Material provided:

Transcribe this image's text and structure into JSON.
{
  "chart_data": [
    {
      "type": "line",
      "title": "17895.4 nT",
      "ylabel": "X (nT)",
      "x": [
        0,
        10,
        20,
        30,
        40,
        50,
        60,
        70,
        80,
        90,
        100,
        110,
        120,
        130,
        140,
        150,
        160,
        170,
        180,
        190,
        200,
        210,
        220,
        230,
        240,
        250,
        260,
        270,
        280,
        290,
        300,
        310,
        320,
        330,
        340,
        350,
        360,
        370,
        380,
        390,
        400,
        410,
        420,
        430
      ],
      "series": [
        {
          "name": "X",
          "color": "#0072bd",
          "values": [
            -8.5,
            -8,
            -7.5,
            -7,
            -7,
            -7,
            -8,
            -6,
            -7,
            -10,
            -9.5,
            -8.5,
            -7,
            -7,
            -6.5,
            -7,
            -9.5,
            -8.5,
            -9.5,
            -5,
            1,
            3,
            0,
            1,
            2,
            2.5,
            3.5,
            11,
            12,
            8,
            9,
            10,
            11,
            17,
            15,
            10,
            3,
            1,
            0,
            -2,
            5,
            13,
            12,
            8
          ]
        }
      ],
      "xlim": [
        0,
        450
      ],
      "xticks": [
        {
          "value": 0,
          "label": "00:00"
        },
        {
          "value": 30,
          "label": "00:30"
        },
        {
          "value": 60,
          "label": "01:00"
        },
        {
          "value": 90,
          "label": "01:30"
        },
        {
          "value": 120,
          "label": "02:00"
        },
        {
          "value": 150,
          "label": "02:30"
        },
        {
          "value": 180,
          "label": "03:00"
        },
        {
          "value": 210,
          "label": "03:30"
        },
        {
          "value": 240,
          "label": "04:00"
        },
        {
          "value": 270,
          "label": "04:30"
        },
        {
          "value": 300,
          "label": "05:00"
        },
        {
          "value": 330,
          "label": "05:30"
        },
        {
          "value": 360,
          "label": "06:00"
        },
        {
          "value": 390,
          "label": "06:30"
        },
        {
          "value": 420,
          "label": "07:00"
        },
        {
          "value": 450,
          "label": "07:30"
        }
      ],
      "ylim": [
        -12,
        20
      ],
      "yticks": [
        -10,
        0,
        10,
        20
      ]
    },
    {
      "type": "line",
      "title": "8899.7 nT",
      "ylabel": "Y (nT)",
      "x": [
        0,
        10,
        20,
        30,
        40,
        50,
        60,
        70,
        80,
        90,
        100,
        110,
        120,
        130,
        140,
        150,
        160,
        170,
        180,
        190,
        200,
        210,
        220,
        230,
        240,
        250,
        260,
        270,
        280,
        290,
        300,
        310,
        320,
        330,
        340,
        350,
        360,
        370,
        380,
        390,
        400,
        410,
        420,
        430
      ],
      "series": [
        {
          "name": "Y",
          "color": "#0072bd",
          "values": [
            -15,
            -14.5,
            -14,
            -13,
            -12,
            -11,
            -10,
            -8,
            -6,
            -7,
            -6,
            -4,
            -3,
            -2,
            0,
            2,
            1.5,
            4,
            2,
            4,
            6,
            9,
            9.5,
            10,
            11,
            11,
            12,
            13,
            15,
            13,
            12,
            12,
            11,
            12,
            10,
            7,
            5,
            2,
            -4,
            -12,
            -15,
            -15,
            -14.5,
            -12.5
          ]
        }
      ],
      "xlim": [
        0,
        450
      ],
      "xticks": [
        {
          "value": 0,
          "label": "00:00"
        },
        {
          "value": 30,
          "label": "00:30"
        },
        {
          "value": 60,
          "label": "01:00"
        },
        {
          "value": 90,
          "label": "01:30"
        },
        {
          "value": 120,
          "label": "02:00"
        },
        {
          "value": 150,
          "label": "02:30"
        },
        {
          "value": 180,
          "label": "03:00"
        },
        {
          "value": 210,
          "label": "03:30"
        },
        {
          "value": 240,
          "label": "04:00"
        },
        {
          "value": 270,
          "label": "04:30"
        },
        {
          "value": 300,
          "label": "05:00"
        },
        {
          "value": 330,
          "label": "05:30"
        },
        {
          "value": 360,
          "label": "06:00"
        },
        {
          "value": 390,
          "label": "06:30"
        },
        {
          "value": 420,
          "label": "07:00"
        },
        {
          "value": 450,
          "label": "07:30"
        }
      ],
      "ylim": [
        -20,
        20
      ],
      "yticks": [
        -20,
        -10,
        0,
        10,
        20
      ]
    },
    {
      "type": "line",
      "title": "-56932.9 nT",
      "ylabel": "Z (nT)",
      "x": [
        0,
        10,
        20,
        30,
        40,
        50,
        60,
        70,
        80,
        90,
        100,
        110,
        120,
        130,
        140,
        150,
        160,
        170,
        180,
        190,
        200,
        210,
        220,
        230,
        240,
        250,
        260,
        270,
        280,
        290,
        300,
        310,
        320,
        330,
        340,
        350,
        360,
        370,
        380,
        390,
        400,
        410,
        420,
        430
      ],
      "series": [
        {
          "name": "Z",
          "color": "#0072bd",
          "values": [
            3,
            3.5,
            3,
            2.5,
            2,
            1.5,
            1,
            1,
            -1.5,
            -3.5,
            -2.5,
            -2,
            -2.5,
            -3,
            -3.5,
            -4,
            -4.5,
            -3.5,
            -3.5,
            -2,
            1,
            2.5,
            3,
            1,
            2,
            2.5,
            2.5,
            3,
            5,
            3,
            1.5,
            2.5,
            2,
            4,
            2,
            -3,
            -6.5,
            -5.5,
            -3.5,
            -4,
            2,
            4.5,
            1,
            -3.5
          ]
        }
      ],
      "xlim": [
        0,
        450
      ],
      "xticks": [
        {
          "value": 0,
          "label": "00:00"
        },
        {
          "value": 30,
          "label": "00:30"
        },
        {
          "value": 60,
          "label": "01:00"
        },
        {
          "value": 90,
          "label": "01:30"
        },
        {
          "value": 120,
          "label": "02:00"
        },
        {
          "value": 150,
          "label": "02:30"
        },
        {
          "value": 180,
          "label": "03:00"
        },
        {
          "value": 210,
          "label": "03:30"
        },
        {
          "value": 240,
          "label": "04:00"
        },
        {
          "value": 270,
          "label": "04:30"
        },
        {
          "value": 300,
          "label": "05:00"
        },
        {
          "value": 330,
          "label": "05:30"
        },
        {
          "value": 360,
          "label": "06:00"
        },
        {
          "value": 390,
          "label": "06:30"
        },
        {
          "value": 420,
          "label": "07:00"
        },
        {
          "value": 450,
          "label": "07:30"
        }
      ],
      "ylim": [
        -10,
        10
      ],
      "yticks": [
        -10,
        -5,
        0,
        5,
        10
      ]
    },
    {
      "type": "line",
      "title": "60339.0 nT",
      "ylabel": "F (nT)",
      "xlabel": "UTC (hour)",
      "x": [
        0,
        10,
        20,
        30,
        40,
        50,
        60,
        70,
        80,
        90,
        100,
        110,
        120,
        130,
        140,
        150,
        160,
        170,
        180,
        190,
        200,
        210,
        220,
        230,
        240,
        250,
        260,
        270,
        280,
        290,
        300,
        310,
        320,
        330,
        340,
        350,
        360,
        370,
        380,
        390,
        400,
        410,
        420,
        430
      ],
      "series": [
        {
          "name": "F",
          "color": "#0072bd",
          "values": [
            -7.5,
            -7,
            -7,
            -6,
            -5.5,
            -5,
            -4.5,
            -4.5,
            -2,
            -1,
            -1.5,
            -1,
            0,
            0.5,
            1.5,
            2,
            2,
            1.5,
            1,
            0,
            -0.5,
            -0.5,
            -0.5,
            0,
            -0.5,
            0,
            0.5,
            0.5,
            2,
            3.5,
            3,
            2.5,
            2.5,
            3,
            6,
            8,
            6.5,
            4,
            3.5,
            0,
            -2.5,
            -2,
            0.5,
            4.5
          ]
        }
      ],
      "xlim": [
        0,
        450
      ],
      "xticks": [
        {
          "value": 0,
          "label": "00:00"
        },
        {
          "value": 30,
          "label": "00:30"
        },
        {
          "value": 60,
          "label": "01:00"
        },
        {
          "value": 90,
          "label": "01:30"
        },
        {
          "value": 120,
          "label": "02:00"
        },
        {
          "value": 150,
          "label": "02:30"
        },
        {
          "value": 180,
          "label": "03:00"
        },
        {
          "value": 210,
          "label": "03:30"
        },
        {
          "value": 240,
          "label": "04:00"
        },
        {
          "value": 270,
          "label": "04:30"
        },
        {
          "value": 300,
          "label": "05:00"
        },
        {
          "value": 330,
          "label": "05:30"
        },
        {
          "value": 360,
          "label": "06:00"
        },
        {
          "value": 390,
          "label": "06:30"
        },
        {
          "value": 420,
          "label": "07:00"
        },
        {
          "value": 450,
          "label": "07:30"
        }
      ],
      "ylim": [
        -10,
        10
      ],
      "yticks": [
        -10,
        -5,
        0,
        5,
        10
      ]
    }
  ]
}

The problem:
Where a line contains the string "title", extract that line.

Reply to the task:
      "title": "17895.4 nT",
      "title": "8899.7 nT",
      "title": "-56932.9 nT",
      "title": "60339.0 nT",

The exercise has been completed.